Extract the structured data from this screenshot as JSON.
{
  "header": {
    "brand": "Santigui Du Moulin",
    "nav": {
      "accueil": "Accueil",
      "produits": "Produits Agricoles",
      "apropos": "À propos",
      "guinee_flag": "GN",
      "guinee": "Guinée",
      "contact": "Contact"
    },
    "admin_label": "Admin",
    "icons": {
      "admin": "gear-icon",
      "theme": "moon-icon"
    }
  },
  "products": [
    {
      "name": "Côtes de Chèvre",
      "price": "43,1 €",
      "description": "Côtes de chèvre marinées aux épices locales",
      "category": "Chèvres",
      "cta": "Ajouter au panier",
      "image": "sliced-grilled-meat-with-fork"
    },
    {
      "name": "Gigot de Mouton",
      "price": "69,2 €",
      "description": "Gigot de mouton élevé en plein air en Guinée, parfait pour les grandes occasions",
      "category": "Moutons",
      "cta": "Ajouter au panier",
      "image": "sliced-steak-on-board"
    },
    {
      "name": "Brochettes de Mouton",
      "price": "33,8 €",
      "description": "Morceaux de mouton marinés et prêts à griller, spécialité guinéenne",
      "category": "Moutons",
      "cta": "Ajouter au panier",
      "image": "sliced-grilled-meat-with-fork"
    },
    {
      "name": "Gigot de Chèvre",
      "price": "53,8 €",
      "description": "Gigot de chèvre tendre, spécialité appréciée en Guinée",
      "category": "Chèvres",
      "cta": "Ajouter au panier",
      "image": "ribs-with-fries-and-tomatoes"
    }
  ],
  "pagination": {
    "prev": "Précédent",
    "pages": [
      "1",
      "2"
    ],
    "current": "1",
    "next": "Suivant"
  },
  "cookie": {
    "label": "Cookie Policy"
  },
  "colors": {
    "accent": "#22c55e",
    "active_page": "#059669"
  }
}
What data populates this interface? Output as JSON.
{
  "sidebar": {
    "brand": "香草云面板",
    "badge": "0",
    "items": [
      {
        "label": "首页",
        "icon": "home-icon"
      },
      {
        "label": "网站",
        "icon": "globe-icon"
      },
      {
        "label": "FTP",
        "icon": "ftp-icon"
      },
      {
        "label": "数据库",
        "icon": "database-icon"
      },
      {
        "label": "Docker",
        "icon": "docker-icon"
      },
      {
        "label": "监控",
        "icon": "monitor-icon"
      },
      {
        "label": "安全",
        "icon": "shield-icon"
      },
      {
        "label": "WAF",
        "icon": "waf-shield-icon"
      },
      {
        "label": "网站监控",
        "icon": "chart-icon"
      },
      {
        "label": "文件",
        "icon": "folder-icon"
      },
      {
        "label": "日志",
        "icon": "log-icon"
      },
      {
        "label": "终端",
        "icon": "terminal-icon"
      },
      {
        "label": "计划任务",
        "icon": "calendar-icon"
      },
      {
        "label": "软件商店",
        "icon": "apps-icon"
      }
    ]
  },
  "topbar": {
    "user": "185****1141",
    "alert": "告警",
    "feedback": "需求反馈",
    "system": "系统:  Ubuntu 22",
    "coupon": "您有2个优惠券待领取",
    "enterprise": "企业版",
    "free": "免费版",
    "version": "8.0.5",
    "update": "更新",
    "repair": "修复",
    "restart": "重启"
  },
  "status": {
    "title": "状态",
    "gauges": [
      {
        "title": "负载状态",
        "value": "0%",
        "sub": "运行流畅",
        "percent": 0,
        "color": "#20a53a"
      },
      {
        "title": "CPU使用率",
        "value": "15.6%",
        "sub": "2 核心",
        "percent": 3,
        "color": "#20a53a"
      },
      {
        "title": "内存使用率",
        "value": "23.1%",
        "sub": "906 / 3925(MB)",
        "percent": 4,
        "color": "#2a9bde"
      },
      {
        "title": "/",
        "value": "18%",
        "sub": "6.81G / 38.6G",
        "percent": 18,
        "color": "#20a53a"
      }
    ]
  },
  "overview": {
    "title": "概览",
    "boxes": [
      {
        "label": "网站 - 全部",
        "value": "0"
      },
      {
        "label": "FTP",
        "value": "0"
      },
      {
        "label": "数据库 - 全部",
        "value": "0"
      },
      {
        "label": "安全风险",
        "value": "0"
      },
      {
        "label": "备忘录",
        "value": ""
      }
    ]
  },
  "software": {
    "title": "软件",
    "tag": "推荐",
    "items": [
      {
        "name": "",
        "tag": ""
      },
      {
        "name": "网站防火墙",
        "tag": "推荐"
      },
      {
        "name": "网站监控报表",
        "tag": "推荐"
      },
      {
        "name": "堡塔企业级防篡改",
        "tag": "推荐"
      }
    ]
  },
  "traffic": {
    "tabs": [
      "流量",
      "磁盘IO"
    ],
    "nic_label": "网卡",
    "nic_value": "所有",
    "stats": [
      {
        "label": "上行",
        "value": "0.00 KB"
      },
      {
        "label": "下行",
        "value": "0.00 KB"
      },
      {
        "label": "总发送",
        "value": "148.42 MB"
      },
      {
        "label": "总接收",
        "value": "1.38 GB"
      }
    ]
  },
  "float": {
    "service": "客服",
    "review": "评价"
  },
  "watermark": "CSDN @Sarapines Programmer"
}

§

Count how many lines of the material hold the string "JSON". Give the number and nothing more.

2